### Dataset excerpt
____________________

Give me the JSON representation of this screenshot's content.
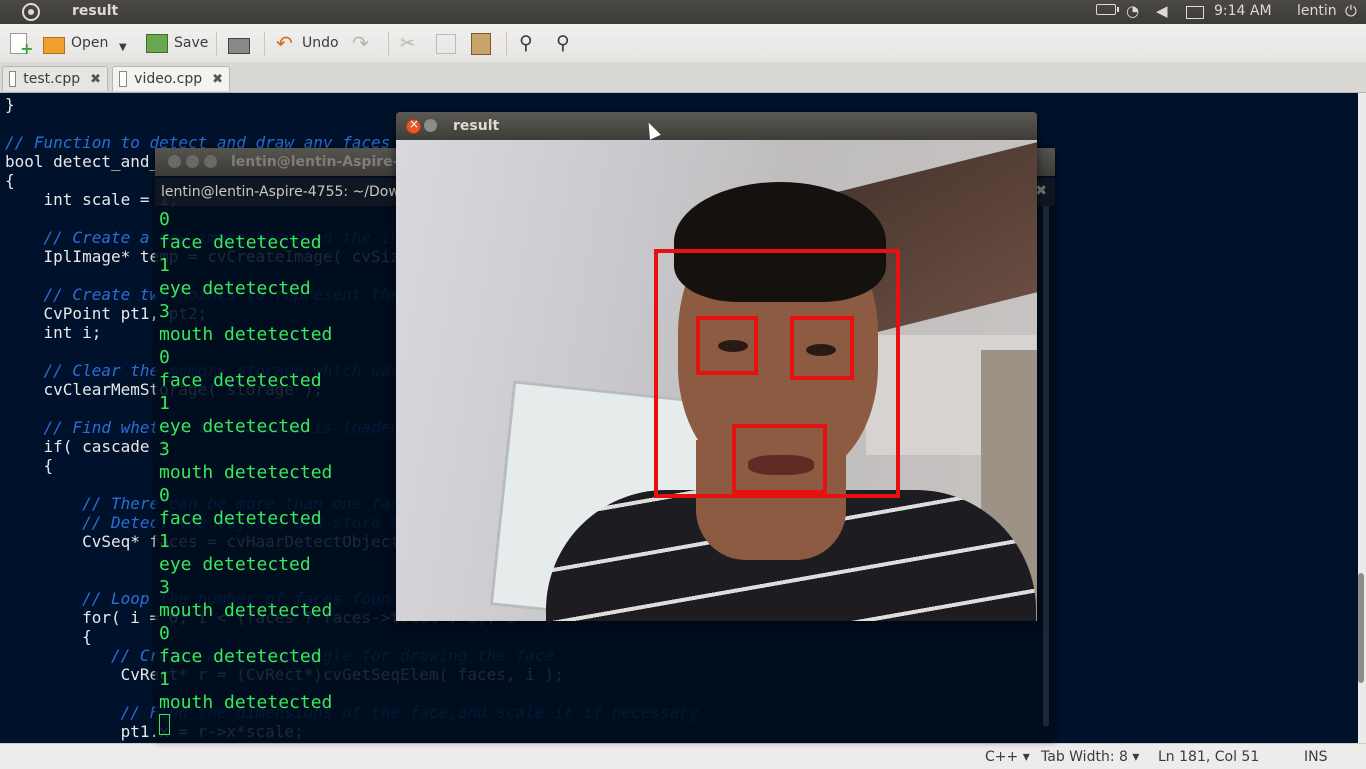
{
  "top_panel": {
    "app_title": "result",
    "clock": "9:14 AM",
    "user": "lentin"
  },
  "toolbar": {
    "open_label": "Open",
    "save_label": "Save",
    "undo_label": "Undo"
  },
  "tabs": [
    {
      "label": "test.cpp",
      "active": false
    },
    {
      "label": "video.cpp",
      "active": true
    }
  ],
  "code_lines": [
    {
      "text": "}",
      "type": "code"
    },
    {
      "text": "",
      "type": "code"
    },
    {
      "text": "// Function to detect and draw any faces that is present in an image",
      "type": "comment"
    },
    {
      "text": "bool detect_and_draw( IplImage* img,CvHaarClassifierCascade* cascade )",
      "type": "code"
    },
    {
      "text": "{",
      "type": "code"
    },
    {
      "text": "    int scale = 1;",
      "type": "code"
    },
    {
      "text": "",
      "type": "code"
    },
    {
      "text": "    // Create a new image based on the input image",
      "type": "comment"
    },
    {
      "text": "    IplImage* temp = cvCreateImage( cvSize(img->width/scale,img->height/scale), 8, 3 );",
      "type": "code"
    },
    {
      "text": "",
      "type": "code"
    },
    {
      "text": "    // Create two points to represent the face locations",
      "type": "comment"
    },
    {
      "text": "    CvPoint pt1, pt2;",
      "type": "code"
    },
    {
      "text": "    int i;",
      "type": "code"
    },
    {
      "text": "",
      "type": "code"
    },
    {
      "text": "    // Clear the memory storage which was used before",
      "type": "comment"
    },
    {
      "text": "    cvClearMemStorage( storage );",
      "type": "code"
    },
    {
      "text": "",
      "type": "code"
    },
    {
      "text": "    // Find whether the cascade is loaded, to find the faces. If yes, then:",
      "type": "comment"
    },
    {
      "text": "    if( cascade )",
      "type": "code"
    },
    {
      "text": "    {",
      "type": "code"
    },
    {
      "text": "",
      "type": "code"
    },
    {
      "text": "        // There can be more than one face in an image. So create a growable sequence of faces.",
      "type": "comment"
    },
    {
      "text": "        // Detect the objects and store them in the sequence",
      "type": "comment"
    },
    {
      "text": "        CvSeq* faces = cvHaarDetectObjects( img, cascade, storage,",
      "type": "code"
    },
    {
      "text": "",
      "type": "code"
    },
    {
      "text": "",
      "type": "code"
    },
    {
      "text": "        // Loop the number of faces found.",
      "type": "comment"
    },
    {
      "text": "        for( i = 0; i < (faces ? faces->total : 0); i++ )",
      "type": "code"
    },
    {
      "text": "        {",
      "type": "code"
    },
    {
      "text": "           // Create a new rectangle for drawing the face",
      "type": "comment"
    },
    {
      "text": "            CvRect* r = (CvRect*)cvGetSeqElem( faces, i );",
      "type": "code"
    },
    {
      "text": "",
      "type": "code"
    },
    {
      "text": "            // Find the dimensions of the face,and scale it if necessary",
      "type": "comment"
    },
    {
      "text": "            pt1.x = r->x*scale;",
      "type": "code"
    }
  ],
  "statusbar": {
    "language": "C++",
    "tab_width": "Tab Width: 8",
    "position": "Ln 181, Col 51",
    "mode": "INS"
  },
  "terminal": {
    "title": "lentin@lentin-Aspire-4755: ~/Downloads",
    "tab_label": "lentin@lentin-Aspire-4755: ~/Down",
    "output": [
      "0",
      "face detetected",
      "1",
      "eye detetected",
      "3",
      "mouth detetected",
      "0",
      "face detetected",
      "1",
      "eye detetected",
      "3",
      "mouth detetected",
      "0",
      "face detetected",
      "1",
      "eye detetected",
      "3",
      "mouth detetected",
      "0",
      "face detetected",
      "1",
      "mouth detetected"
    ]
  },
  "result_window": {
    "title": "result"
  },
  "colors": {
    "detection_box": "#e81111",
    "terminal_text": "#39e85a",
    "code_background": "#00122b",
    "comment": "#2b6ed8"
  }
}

____________________

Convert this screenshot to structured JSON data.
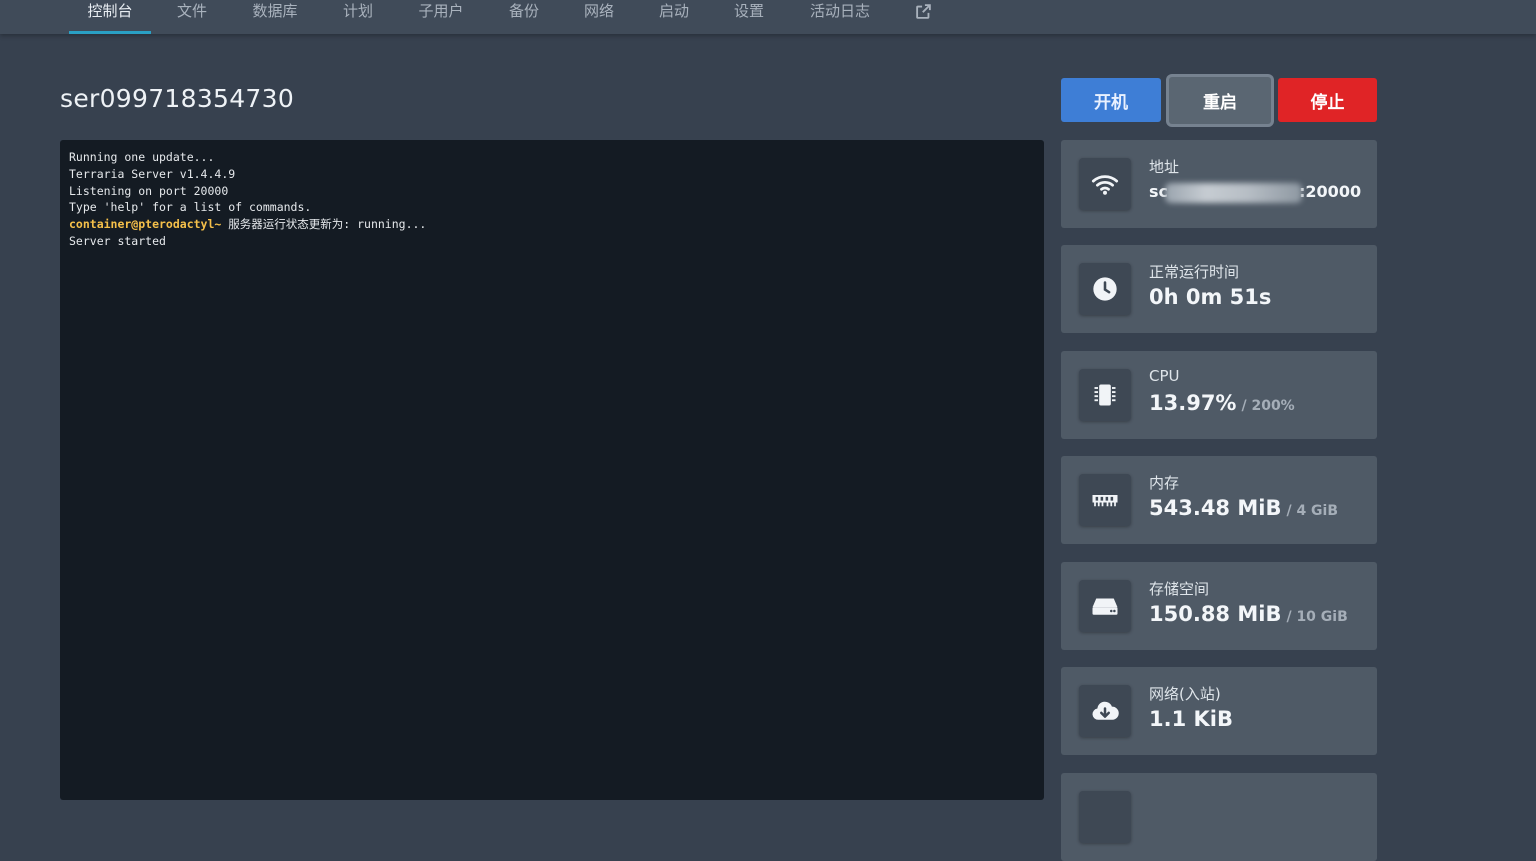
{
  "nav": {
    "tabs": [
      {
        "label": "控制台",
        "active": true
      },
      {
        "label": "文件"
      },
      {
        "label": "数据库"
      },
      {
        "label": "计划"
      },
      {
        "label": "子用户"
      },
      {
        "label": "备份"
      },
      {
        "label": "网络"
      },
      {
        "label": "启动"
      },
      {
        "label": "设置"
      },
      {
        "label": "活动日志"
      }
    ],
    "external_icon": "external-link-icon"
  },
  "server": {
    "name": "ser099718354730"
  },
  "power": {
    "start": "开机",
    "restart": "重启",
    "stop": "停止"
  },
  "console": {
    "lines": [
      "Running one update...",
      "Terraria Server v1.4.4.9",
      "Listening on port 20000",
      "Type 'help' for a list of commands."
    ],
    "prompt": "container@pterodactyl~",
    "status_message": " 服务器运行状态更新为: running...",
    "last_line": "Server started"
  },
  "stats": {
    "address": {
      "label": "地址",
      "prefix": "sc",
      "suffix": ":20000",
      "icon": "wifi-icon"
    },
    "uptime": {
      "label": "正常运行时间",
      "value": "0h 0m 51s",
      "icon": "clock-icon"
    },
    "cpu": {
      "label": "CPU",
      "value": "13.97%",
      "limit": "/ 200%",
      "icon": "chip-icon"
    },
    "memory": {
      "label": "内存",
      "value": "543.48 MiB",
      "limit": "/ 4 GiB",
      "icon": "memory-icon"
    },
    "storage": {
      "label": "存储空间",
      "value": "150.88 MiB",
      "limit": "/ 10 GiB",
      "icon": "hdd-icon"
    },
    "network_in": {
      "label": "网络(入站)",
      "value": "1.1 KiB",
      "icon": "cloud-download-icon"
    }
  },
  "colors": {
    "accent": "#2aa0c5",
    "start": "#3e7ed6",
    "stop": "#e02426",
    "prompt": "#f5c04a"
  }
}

____________________

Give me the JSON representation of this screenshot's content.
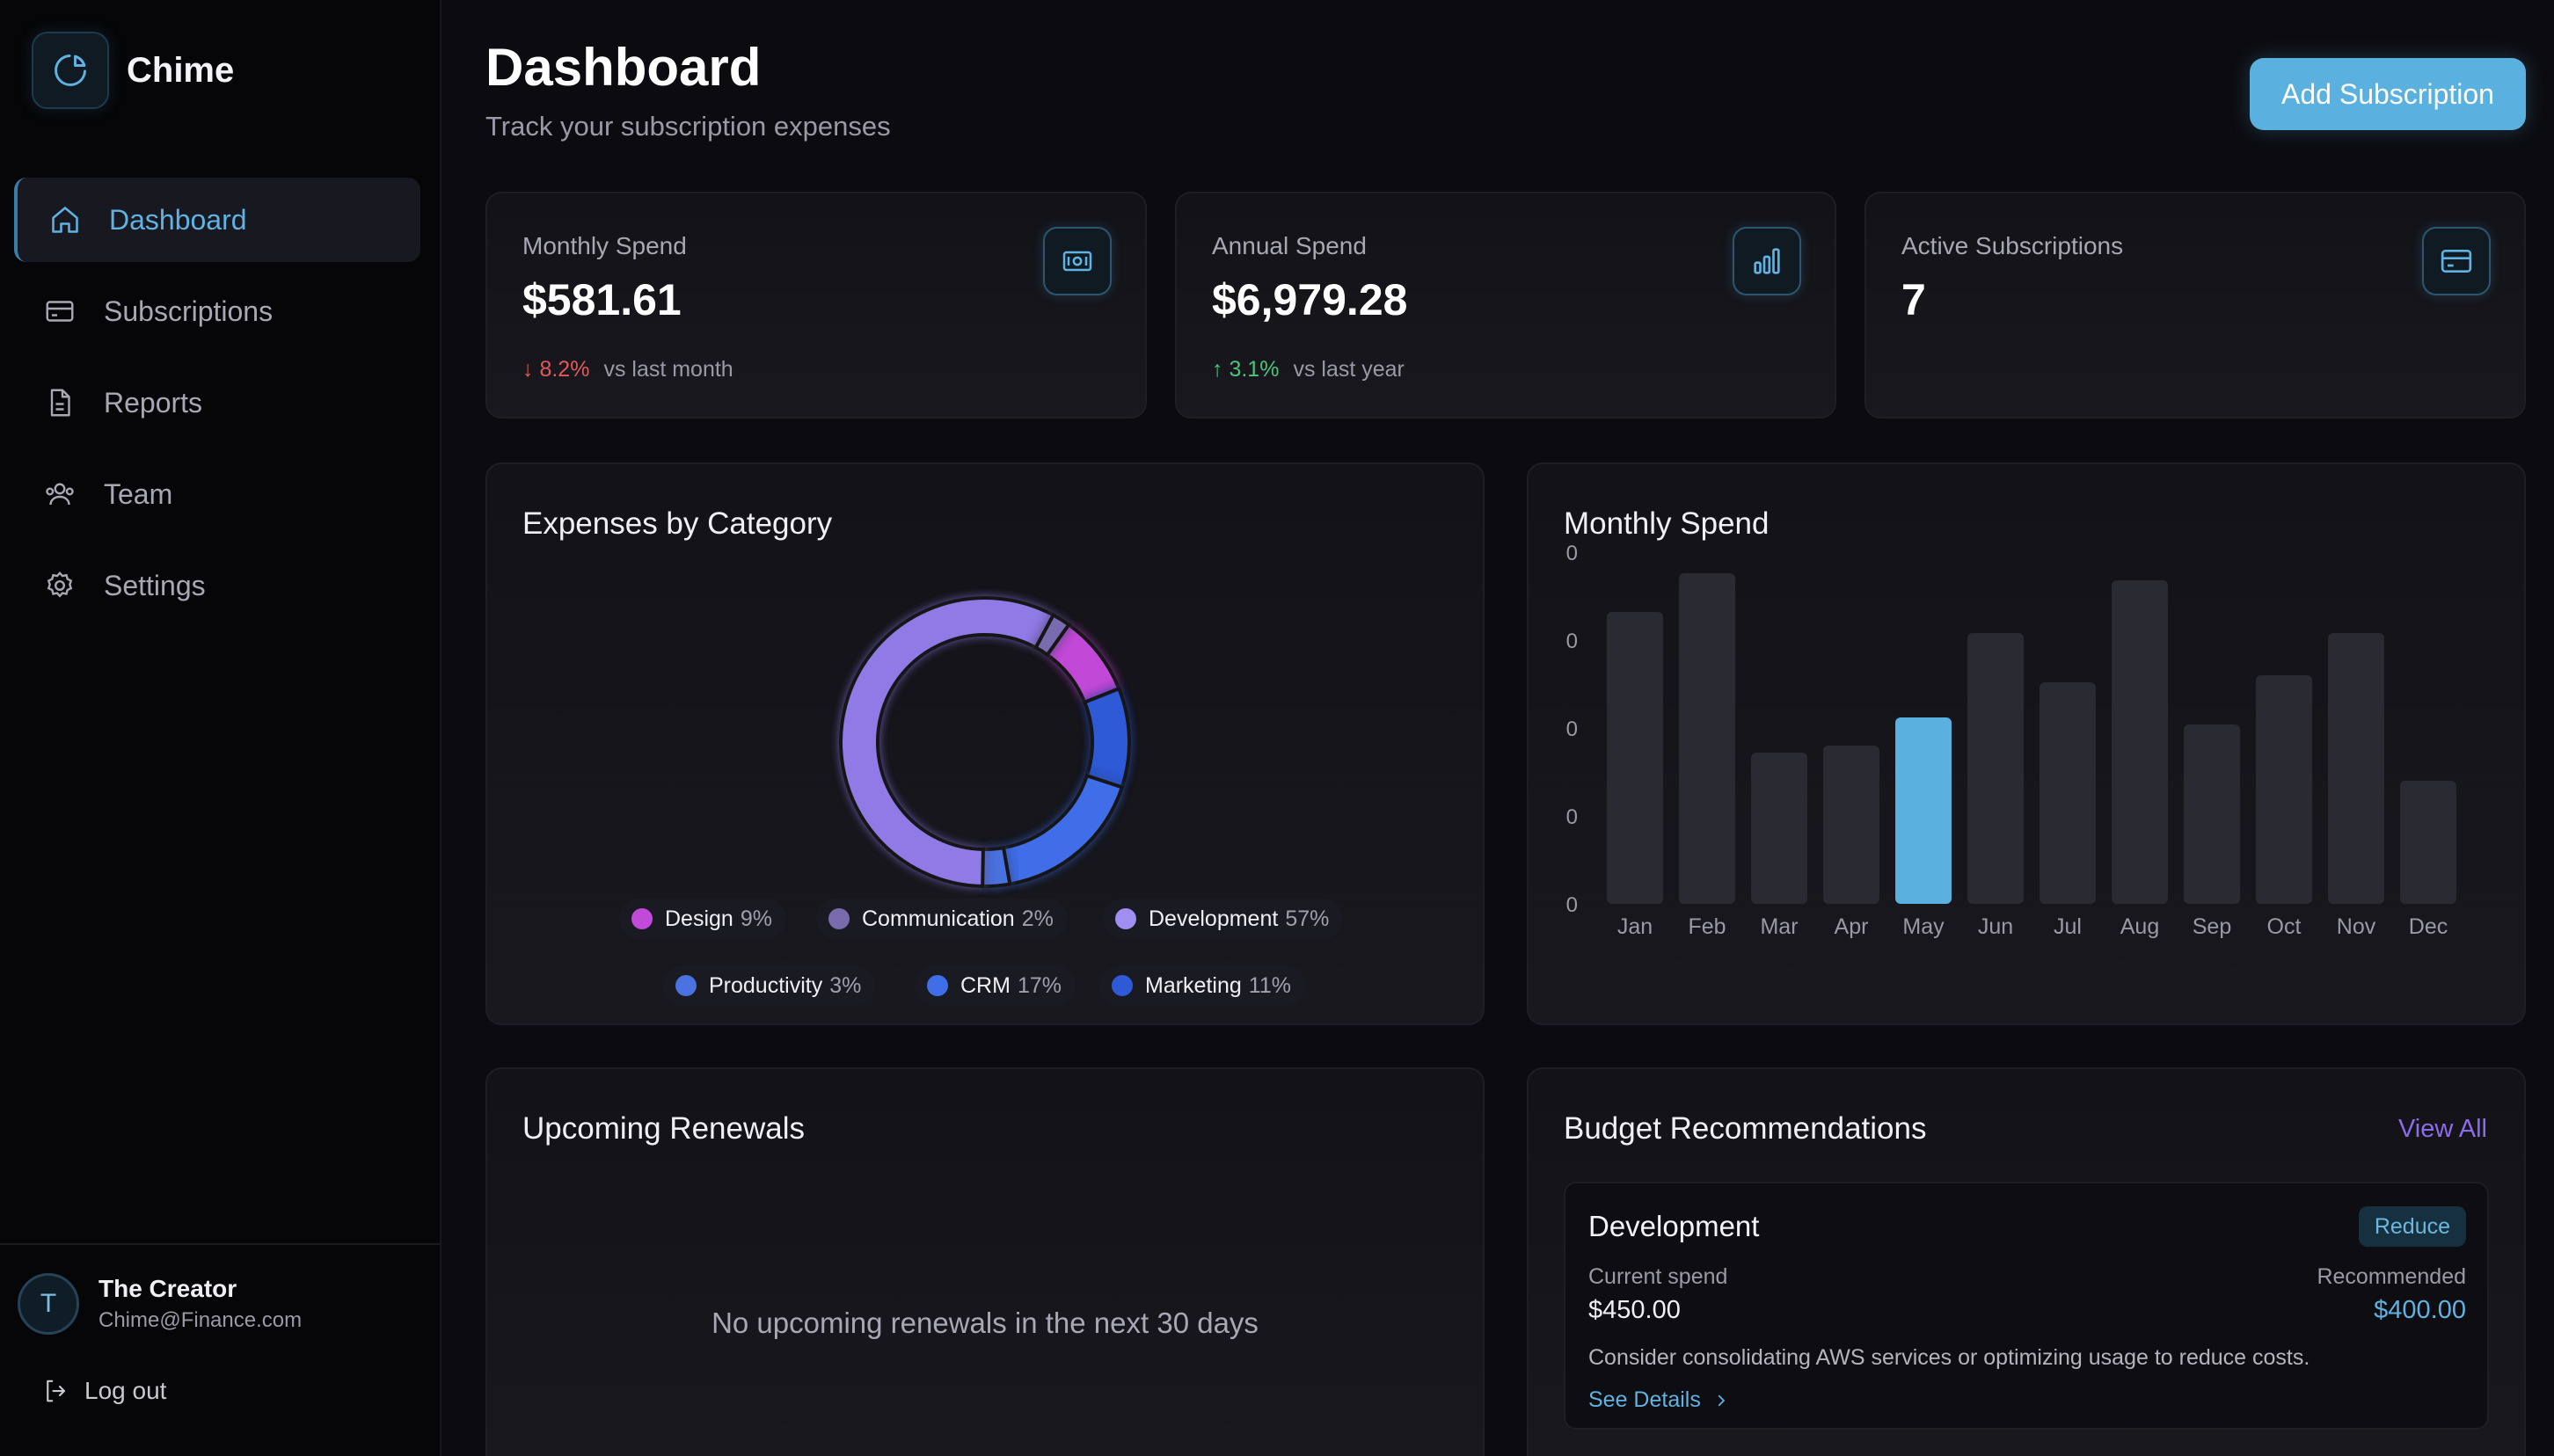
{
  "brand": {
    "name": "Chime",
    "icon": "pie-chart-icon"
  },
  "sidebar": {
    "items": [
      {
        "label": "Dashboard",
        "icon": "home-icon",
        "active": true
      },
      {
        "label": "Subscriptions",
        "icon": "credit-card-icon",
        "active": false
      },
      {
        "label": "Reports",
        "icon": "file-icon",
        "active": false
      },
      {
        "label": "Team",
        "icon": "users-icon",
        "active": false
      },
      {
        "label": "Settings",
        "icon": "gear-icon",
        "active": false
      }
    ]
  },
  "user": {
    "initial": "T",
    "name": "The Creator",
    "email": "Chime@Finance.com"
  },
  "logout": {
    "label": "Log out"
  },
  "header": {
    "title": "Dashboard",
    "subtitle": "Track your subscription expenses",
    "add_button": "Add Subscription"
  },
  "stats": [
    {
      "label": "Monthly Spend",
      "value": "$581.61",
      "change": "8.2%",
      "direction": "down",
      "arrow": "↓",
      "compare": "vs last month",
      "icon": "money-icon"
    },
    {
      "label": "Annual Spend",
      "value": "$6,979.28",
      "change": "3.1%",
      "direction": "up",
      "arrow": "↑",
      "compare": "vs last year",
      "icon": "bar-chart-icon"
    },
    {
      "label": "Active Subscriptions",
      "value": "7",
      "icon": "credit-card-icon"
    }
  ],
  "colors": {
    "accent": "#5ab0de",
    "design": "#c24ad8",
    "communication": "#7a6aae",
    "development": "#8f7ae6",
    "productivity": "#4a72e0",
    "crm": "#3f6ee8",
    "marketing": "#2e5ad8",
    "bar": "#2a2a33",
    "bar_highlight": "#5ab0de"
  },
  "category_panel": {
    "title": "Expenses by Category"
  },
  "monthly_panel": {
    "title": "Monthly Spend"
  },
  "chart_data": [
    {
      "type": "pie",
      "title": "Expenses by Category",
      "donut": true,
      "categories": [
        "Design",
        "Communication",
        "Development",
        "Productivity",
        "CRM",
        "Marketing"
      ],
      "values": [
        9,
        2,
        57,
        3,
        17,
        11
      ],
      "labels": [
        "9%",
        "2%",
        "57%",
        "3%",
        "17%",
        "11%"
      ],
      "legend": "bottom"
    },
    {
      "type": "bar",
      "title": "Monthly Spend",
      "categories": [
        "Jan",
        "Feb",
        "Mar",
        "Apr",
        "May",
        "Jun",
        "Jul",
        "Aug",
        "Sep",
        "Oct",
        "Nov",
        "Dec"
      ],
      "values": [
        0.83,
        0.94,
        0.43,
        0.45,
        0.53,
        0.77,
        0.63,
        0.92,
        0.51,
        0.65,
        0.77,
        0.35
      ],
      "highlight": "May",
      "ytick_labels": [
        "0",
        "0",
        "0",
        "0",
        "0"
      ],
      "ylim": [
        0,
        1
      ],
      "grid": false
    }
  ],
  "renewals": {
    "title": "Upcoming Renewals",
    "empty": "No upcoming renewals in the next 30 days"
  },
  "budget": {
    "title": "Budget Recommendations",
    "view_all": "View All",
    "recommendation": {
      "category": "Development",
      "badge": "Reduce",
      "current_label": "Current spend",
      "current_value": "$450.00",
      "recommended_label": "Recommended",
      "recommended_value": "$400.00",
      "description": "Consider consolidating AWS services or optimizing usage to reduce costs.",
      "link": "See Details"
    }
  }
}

____________________

### WRITTEN TASK
Of the lines above, how many contain the word "card"? Provide the number and nothing else.

### TASK OUTPUT
2